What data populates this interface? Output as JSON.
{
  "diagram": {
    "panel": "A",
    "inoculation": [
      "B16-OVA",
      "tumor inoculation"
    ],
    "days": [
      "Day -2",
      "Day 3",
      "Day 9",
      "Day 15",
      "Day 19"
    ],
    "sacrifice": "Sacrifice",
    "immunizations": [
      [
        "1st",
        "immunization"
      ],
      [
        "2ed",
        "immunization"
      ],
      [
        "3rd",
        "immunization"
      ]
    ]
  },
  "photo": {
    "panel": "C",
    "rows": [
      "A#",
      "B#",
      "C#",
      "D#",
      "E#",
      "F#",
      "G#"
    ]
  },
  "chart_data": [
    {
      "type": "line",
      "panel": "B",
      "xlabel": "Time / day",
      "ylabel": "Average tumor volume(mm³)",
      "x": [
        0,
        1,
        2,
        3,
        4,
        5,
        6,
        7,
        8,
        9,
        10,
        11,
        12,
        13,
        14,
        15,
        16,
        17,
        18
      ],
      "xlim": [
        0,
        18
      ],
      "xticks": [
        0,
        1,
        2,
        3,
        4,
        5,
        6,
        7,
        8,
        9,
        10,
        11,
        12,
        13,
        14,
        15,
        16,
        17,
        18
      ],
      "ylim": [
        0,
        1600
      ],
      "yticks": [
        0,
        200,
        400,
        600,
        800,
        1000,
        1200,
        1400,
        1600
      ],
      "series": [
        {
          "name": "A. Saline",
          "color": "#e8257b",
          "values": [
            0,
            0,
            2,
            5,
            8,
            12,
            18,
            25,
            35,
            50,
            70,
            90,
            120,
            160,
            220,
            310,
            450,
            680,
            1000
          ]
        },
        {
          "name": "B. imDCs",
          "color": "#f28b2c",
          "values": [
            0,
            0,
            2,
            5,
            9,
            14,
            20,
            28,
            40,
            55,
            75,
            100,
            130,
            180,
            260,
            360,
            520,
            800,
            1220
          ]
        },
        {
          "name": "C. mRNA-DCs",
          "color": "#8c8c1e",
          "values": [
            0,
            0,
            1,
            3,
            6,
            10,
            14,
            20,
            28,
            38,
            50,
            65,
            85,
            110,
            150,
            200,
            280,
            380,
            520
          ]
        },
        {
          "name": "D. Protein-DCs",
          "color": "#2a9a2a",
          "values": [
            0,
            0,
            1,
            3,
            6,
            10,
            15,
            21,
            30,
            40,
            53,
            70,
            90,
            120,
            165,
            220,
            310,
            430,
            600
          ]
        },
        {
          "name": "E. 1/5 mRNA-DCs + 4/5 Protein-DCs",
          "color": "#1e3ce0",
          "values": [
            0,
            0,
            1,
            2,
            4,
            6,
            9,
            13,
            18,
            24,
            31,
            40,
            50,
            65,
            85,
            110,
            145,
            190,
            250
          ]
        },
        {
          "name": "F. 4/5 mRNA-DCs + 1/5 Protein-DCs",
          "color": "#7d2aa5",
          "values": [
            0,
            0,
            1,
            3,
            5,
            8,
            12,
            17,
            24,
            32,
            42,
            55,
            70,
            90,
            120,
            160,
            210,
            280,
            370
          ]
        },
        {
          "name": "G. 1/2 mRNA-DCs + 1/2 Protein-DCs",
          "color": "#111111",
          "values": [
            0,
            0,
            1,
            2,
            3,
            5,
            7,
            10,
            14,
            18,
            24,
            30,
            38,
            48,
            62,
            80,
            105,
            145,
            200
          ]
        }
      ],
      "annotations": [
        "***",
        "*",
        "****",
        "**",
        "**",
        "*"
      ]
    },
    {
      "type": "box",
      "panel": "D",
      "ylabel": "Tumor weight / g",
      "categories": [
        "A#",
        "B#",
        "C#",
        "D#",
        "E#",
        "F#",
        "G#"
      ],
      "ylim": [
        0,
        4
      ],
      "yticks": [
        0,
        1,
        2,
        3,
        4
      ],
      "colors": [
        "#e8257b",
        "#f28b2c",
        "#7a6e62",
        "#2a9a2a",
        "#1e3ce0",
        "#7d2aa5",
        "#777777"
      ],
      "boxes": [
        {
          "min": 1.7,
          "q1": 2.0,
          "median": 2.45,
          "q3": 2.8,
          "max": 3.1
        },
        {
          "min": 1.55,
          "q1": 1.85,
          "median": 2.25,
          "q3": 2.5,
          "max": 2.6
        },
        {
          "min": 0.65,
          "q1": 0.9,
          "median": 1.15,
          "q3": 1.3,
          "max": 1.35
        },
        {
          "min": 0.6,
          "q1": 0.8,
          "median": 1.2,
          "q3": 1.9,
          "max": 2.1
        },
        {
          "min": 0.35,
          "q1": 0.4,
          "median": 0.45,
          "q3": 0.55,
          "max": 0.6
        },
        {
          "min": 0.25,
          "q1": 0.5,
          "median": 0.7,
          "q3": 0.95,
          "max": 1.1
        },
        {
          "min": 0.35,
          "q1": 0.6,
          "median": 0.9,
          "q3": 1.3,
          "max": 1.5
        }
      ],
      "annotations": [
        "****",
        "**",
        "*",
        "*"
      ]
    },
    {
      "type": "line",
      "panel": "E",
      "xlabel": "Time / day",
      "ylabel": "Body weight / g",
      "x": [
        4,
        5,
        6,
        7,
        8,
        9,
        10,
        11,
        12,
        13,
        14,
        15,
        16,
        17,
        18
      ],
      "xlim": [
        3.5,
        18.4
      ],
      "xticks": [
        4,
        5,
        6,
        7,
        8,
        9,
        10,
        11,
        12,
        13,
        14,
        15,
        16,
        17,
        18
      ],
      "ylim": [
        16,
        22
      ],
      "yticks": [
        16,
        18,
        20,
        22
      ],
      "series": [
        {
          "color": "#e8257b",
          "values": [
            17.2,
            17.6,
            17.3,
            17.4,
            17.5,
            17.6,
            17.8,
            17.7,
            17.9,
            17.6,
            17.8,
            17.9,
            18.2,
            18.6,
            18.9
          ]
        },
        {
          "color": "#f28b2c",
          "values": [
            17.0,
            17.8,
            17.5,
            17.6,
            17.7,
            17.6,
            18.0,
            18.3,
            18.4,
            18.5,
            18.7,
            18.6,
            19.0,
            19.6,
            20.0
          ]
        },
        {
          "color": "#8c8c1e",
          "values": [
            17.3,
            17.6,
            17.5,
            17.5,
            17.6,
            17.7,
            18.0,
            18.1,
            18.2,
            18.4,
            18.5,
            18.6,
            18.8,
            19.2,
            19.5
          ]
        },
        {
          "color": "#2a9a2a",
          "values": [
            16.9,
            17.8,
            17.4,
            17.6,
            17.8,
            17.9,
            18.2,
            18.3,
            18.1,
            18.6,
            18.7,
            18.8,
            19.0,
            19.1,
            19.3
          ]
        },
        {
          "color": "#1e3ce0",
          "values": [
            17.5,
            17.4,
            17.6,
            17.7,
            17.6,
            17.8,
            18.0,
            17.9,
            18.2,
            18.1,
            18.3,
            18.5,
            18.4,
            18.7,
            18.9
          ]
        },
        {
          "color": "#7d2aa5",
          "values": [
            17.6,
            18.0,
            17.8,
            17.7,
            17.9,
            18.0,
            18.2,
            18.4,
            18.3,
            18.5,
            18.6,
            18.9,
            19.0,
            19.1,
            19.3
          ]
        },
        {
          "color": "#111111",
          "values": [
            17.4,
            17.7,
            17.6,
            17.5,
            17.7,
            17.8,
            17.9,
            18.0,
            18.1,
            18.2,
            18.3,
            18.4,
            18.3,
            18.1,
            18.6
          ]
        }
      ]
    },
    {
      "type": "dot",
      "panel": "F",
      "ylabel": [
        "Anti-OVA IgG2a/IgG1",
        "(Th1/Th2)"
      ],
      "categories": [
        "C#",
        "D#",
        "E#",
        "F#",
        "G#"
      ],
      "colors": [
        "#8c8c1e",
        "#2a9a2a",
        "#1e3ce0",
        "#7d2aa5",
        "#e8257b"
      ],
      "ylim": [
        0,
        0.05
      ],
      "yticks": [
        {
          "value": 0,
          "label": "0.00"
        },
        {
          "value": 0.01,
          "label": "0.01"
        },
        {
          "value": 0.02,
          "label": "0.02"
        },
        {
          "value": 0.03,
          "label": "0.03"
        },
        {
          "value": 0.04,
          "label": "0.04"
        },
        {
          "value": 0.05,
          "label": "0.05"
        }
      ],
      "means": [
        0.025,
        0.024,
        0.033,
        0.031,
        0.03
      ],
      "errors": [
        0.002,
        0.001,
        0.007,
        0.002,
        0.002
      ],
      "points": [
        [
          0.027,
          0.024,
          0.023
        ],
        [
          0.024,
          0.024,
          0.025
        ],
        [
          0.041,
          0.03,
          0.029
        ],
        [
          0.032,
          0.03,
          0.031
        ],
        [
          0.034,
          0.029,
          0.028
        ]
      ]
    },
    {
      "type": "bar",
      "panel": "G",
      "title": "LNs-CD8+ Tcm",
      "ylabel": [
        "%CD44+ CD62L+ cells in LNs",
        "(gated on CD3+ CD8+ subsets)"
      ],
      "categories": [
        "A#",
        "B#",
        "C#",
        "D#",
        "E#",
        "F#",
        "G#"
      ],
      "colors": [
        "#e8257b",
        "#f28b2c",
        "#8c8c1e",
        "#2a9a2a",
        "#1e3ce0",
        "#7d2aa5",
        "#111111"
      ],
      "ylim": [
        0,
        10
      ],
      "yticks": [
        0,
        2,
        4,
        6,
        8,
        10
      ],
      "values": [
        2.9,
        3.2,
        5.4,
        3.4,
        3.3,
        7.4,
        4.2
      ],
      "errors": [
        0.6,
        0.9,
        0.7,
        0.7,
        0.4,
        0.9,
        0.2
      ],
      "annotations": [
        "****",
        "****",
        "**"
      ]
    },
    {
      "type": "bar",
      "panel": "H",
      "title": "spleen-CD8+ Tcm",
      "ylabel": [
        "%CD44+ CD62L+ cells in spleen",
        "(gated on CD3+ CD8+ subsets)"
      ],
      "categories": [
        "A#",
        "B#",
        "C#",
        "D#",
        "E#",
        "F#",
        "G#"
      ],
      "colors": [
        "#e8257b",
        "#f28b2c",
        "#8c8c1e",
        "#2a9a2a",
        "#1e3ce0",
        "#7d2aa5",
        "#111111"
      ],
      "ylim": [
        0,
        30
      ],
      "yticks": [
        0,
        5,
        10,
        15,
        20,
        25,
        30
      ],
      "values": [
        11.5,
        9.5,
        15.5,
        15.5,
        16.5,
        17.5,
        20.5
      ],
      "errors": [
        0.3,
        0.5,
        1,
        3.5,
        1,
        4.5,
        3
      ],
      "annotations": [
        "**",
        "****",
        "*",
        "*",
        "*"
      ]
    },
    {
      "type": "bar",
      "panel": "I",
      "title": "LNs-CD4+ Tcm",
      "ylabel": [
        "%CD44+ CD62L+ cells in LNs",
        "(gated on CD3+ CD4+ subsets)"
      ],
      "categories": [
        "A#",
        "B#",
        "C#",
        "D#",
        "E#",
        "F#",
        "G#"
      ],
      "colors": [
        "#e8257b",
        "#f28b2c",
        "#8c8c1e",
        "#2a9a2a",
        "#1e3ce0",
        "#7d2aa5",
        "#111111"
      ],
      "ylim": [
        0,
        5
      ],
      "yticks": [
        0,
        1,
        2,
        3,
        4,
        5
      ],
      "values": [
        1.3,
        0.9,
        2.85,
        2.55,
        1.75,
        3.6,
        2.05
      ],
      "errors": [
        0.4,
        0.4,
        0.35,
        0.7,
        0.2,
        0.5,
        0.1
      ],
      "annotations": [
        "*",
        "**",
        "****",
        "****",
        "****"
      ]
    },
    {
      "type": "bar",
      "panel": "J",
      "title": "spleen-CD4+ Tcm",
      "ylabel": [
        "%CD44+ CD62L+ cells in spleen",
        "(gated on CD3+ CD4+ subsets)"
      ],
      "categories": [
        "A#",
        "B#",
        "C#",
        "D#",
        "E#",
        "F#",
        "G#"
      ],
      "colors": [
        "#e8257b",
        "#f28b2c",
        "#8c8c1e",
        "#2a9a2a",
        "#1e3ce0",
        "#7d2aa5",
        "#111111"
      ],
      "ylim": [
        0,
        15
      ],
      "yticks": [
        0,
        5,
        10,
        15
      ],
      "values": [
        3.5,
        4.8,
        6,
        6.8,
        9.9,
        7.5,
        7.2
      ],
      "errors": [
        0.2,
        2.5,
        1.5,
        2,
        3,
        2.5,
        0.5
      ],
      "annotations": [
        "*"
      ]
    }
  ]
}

********************

◆ **Problem to solve**
Your response should be each line that includes the word "title", copied from the records.

◆ **Reply to the task**
      "title": "LNs-CD8+ Tcm",
      "title": "spleen-CD8+ Tcm",
      "title": "LNs-CD4+ Tcm",
      "title": "spleen-CD4+ Tcm",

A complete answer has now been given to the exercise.